# Required task
Print the listing in its entirety and exactly, leaving out images.

# Information supplied

Start

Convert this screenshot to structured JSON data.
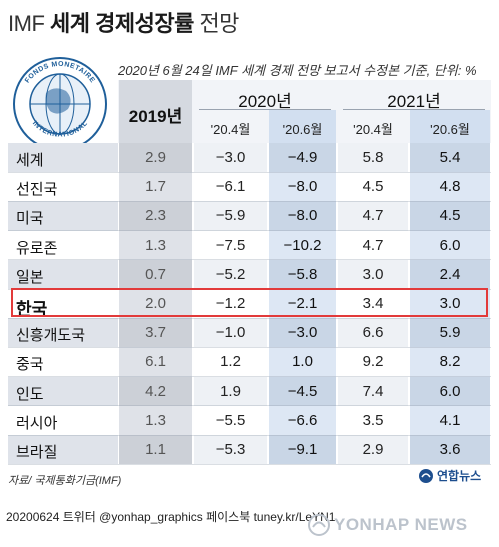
{
  "title": {
    "prefix": "IMF",
    "bold": "세계 경제성장률",
    "suffix": "전망"
  },
  "subtitle": "2020년 6월 24일 IMF 세계 경제 전망 보고서 수정본 기준, 단위: %",
  "logo": {
    "top_text": "FONDS MONETAIRE",
    "bottom_text": "INTERNATIONAL"
  },
  "source": "자료/ 국제통화기금(IMF)",
  "footer": "20200624  트위터 @yonhap_graphics  페이스북 tuney.kr/LeYN1",
  "brand_small": "연합뉴스",
  "brand_big": "YONHAP NEWS",
  "colors": {
    "col_gray": "#d5d9e0",
    "col_blue": "#d2dff0",
    "highlight_border": "#e23a3a",
    "header_bg": "#f2f4f8"
  },
  "chart_data": {
    "type": "table",
    "header_groups": [
      {
        "label": "2019년",
        "span": 1
      },
      {
        "label": "2020년",
        "span": 2
      },
      {
        "label": "2021년",
        "span": 2
      }
    ],
    "columns": [
      "2019년",
      "'20.4월",
      "'20.6월",
      "'20.4월",
      "'20.6월"
    ],
    "highlight_row": "한국",
    "rows": [
      {
        "name": "세계",
        "values": [
          "2.9",
          "−3.0",
          "−4.9",
          "5.8",
          "5.4"
        ]
      },
      {
        "name": "선진국",
        "values": [
          "1.7",
          "−6.1",
          "−8.0",
          "4.5",
          "4.8"
        ]
      },
      {
        "name": "미국",
        "values": [
          "2.3",
          "−5.9",
          "−8.0",
          "4.7",
          "4.5"
        ]
      },
      {
        "name": "유로존",
        "values": [
          "1.3",
          "−7.5",
          "−10.2",
          "4.7",
          "6.0"
        ]
      },
      {
        "name": "일본",
        "values": [
          "0.7",
          "−5.2",
          "−5.8",
          "3.0",
          "2.4"
        ]
      },
      {
        "name": "한국",
        "values": [
          "2.0",
          "−1.2",
          "−2.1",
          "3.4",
          "3.0"
        ]
      },
      {
        "name": "신흥개도국",
        "values": [
          "3.7",
          "−1.0",
          "−3.0",
          "6.6",
          "5.9"
        ]
      },
      {
        "name": "중국",
        "values": [
          "6.1",
          "1.2",
          "1.0",
          "9.2",
          "8.2"
        ]
      },
      {
        "name": "인도",
        "values": [
          "4.2",
          "1.9",
          "−4.5",
          "7.4",
          "6.0"
        ]
      },
      {
        "name": "러시아",
        "values": [
          "1.3",
          "−5.5",
          "−6.6",
          "3.5",
          "4.1"
        ]
      },
      {
        "name": "브라질",
        "values": [
          "1.1",
          "−5.3",
          "−9.1",
          "2.9",
          "3.6"
        ]
      }
    ]
  }
}
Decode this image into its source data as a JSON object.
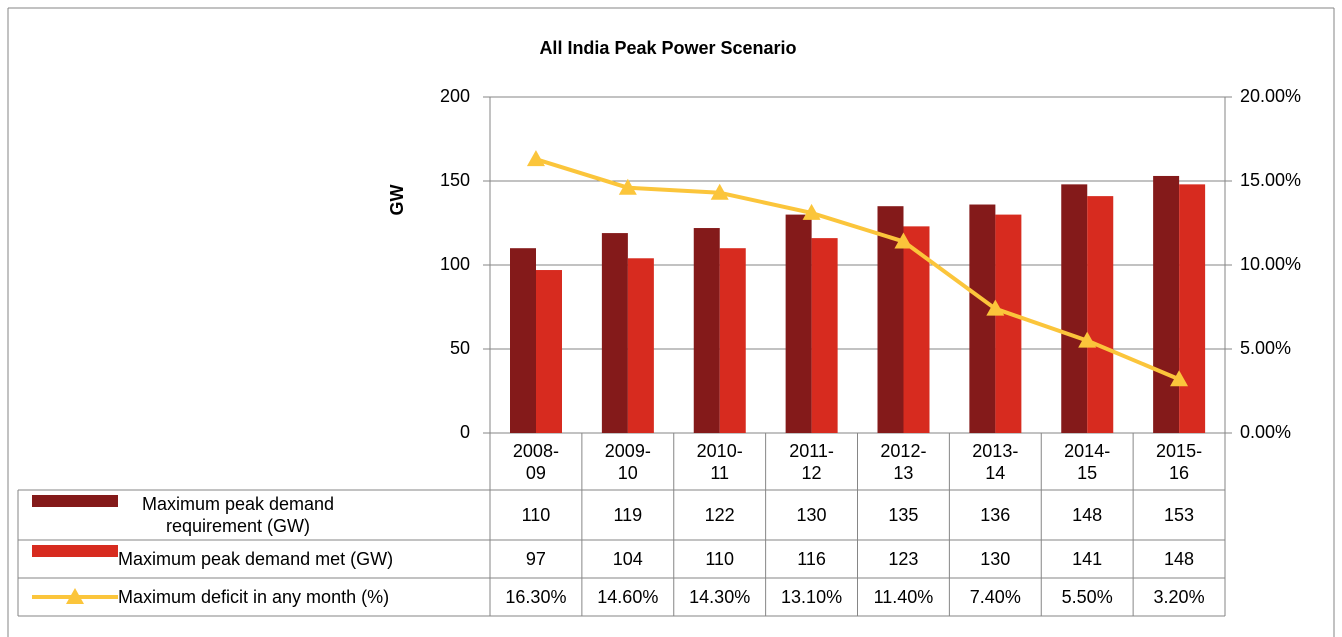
{
  "chart_data": {
    "type": "bar",
    "title": "All India Peak Power Scenario",
    "y_label": "GW",
    "categories": [
      "2008-09",
      "2009-10",
      "2010-11",
      "2011-12",
      "2012-13",
      "2013-14",
      "2014-15",
      "2015-16"
    ],
    "series": [
      {
        "name": "Maximum peak demand requirement (GW)",
        "type": "bar",
        "color": "#841a1a",
        "values": [
          110,
          119,
          122,
          130,
          135,
          136,
          148,
          153
        ]
      },
      {
        "name": "Maximum peak demand met (GW)",
        "type": "bar",
        "color": "#d72b1f",
        "values": [
          97,
          104,
          110,
          116,
          123,
          130,
          141,
          148
        ]
      },
      {
        "name": "Maximum deficit in any month (%)",
        "type": "line",
        "axis": "y2",
        "color": "#fbc53b",
        "values": [
          16.3,
          14.6,
          14.3,
          13.1,
          11.4,
          7.4,
          5.5,
          3.2
        ],
        "value_labels": [
          "16.30%",
          "14.60%",
          "14.30%",
          "13.10%",
          "11.40%",
          "7.40%",
          "5.50%",
          "3.20%"
        ]
      }
    ],
    "ylim": [
      0,
      200
    ],
    "yticks": [
      0,
      50,
      100,
      150,
      200
    ],
    "y2lim": [
      0,
      20
    ],
    "y2ticks": [
      {
        "value": 0,
        "label": "0.00%"
      },
      {
        "value": 5,
        "label": "5.00%"
      },
      {
        "value": 10,
        "label": "10.00%"
      },
      {
        "value": 15,
        "label": "15.00%"
      },
      {
        "value": 20,
        "label": "20.00%"
      }
    ],
    "grid": true,
    "data_table": true
  }
}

End

# Response below
Convert this screenshot to structured JSON data.
{
  "title": {
    "prefix": "IMF",
    "bold": "세계 경제성장률",
    "suffix": "전망"
  },
  "subtitle": "2020년 6월 24일 IMF 세계 경제 전망 보고서 수정본 기준, 단위: %",
  "logo": {
    "top_text": "FONDS MONETAIRE",
    "bottom_text": "INTERNATIONAL"
  },
  "source": "자료/ 국제통화기금(IMF)",
  "footer": "20200624  트위터 @yonhap_graphics  페이스북 tuney.kr/LeYN1",
  "brand_small": "연합뉴스",
  "brand_big": "YONHAP NEWS",
  "colors": {
    "col_gray": "#d5d9e0",
    "col_blue": "#d2dff0",
    "highlight_border": "#e23a3a",
    "header_bg": "#f2f4f8"
  },
  "chart_data": {
    "type": "table",
    "header_groups": [
      {
        "label": "2019년",
        "span": 1
      },
      {
        "label": "2020년",
        "span": 2
      },
      {
        "label": "2021년",
        "span": 2
      }
    ],
    "columns": [
      "2019년",
      "'20.4월",
      "'20.6월",
      "'20.4월",
      "'20.6월"
    ],
    "highlight_row": "한국",
    "rows": [
      {
        "name": "세계",
        "values": [
          "2.9",
          "−3.0",
          "−4.9",
          "5.8",
          "5.4"
        ]
      },
      {
        "name": "선진국",
        "values": [
          "1.7",
          "−6.1",
          "−8.0",
          "4.5",
          "4.8"
        ]
      },
      {
        "name": "미국",
        "values": [
          "2.3",
          "−5.9",
          "−8.0",
          "4.7",
          "4.5"
        ]
      },
      {
        "name": "유로존",
        "values": [
          "1.3",
          "−7.5",
          "−10.2",
          "4.7",
          "6.0"
        ]
      },
      {
        "name": "일본",
        "values": [
          "0.7",
          "−5.2",
          "−5.8",
          "3.0",
          "2.4"
        ]
      },
      {
        "name": "한국",
        "values": [
          "2.0",
          "−1.2",
          "−2.1",
          "3.4",
          "3.0"
        ]
      },
      {
        "name": "신흥개도국",
        "values": [
          "3.7",
          "−1.0",
          "−3.0",
          "6.6",
          "5.9"
        ]
      },
      {
        "name": "중국",
        "values": [
          "6.1",
          "1.2",
          "1.0",
          "9.2",
          "8.2"
        ]
      },
      {
        "name": "인도",
        "values": [
          "4.2",
          "1.9",
          "−4.5",
          "7.4",
          "6.0"
        ]
      },
      {
        "name": "러시아",
        "values": [
          "1.3",
          "−5.5",
          "−6.6",
          "3.5",
          "4.1"
        ]
      },
      {
        "name": "브라질",
        "values": [
          "1.1",
          "−5.3",
          "−9.1",
          "2.9",
          "3.6"
        ]
      }
    ]
  }
}
Decode this image into its source data as a JSON object.
{
  "chart_data": {
    "type": "bar",
    "title": "All India Peak Power Scenario",
    "y_label": "GW",
    "categories": [
      "2008-09",
      "2009-10",
      "2010-11",
      "2011-12",
      "2012-13",
      "2013-14",
      "2014-15",
      "2015-16"
    ],
    "series": [
      {
        "name": "Maximum peak demand requirement (GW)",
        "type": "bar",
        "color": "#841a1a",
        "values": [
          110,
          119,
          122,
          130,
          135,
          136,
          148,
          153
        ]
      },
      {
        "name": "Maximum peak demand met (GW)",
        "type": "bar",
        "color": "#d72b1f",
        "values": [
          97,
          104,
          110,
          116,
          123,
          130,
          141,
          148
        ]
      },
      {
        "name": "Maximum deficit in any month (%)",
        "type": "line",
        "axis": "y2",
        "color": "#fbc53b",
        "values": [
          16.3,
          14.6,
          14.3,
          13.1,
          11.4,
          7.4,
          5.5,
          3.2
        ],
        "value_labels": [
          "16.30%",
          "14.60%",
          "14.30%",
          "13.10%",
          "11.40%",
          "7.40%",
          "5.50%",
          "3.20%"
        ]
      }
    ],
    "ylim": [
      0,
      200
    ],
    "yticks": [
      0,
      50,
      100,
      150,
      200
    ],
    "y2lim": [
      0,
      20
    ],
    "y2ticks": [
      {
        "value": 0,
        "label": "0.00%"
      },
      {
        "value": 5,
        "label": "5.00%"
      },
      {
        "value": 10,
        "label": "10.00%"
      },
      {
        "value": 15,
        "label": "15.00%"
      },
      {
        "value": 20,
        "label": "20.00%"
      }
    ],
    "grid": true,
    "data_table": true
  }
}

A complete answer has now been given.